| Task objective |
In the material below, find every line with "screenshot" and pull it out.

| Provided data |
----------
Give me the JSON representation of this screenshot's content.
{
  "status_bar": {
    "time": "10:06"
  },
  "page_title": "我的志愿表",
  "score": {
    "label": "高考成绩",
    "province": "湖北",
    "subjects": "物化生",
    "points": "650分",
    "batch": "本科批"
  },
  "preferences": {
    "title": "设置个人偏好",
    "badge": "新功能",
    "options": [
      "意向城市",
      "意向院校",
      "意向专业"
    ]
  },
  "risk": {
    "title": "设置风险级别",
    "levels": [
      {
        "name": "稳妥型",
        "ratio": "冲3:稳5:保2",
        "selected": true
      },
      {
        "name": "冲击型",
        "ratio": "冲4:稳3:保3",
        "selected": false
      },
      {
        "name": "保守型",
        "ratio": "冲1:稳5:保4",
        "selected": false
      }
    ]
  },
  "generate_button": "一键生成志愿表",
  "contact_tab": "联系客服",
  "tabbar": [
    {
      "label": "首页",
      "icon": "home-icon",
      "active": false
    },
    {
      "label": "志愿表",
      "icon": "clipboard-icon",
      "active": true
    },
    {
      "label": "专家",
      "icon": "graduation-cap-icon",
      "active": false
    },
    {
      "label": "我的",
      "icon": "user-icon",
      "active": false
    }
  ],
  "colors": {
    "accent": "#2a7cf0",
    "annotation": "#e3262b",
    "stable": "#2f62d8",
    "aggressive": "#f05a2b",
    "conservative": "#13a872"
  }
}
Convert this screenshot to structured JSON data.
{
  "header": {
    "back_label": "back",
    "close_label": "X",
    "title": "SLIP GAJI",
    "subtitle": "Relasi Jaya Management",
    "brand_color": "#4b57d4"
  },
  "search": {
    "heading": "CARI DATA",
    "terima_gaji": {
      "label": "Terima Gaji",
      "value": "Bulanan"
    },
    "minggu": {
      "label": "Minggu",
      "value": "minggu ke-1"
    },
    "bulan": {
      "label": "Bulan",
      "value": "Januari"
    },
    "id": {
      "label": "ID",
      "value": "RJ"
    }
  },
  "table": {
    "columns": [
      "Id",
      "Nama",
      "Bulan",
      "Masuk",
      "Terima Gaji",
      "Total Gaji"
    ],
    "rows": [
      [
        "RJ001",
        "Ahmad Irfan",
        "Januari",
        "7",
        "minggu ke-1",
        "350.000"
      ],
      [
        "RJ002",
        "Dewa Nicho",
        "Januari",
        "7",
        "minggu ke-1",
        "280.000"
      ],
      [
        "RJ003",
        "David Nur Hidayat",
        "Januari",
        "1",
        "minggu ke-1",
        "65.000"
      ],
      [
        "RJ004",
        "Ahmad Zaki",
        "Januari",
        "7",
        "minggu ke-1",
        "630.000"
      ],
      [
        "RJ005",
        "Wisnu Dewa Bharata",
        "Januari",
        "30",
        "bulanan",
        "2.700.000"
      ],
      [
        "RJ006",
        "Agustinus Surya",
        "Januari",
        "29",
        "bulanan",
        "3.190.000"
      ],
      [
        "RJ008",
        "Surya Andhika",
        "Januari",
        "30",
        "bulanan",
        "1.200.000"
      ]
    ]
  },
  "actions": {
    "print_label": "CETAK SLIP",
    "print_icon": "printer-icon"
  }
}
----------
| Result of the task |
Give me the JSON representation of this screenshot's content.
Convert this screenshot to structured JSON data.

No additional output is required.